» EXTRACTED INFORMATION
= = = =

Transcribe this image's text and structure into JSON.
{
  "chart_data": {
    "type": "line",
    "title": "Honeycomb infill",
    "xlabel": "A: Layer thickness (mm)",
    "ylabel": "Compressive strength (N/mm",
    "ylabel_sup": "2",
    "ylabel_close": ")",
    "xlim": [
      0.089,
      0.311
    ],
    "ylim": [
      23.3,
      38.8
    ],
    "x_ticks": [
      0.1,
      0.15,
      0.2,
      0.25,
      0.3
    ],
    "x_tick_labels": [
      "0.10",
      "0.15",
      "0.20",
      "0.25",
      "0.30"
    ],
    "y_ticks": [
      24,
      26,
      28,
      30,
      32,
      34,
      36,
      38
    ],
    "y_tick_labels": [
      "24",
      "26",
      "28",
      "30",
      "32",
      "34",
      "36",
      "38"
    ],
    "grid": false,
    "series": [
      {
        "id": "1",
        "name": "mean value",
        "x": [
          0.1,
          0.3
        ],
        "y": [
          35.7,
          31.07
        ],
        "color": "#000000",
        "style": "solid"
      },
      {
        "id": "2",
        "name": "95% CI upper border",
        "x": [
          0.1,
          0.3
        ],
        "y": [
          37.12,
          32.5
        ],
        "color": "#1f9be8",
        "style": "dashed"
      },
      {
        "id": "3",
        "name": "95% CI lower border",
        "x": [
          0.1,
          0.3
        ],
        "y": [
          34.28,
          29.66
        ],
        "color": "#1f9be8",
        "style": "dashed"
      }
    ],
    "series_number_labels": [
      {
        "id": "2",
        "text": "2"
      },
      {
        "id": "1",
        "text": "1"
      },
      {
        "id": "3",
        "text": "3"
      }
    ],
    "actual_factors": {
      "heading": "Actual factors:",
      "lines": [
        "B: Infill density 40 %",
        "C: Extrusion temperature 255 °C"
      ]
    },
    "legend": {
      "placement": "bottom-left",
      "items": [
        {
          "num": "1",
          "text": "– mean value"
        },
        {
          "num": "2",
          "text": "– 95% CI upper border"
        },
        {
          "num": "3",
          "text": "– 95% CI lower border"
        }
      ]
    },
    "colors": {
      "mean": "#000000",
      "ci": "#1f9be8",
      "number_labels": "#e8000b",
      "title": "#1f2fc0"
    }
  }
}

= = = =

» TASK STATEMENT
Retype every record above exactly as it appears.

» THE COMPLETED TASK
Transcribe this image's text and structure into JSON.
{
  "chart_data": {
    "type": "line",
    "title": "Honeycomb infill",
    "xlabel": "A: Layer thickness (mm)",
    "ylabel": "Compressive strength (N/mm",
    "ylabel_sup": "2",
    "ylabel_close": ")",
    "xlim": [
      0.089,
      0.311
    ],
    "ylim": [
      23.3,
      38.8
    ],
    "x_ticks": [
      0.1,
      0.15,
      0.2,
      0.25,
      0.3
    ],
    "x_tick_labels": [
      "0.10",
      "0.15",
      "0.20",
      "0.25",
      "0.30"
    ],
    "y_ticks": [
      24,
      26,
      28,
      30,
      32,
      34,
      36,
      38
    ],
    "y_tick_labels": [
      "24",
      "26",
      "28",
      "30",
      "32",
      "34",
      "36",
      "38"
    ],
    "grid": false,
    "series": [
      {
        "id": "1",
        "name": "mean value",
        "x": [
          0.1,
          0.3
        ],
        "y": [
          35.7,
          31.07
        ],
        "color": "#000000",
        "style": "solid"
      },
      {
        "id": "2",
        "name": "95% CI upper border",
        "x": [
          0.1,
          0.3
        ],
        "y": [
          37.12,
          32.5
        ],
        "color": "#1f9be8",
        "style": "dashed"
      },
      {
        "id": "3",
        "name": "95% CI lower border",
        "x": [
          0.1,
          0.3
        ],
        "y": [
          34.28,
          29.66
        ],
        "color": "#1f9be8",
        "style": "dashed"
      }
    ],
    "series_number_labels": [
      {
        "id": "2",
        "text": "2"
      },
      {
        "id": "1",
        "text": "1"
      },
      {
        "id": "3",
        "text": "3"
      }
    ],
    "actual_factors": {
      "heading": "Actual factors:",
      "lines": [
        "B: Infill density 40 %",
        "C: Extrusion temperature 255 °C"
      ]
    },
    "legend": {
      "placement": "bottom-left",
      "items": [
        {
          "num": "1",
          "text": "– mean value"
        },
        {
          "num": "2",
          "text": "– 95% CI upper border"
        },
        {
          "num": "3",
          "text": "– 95% CI lower border"
        }
      ]
    },
    "colors": {
      "mean": "#000000",
      "ci": "#1f9be8",
      "number_labels": "#e8000b",
      "title": "#1f2fc0"
    }
  }
}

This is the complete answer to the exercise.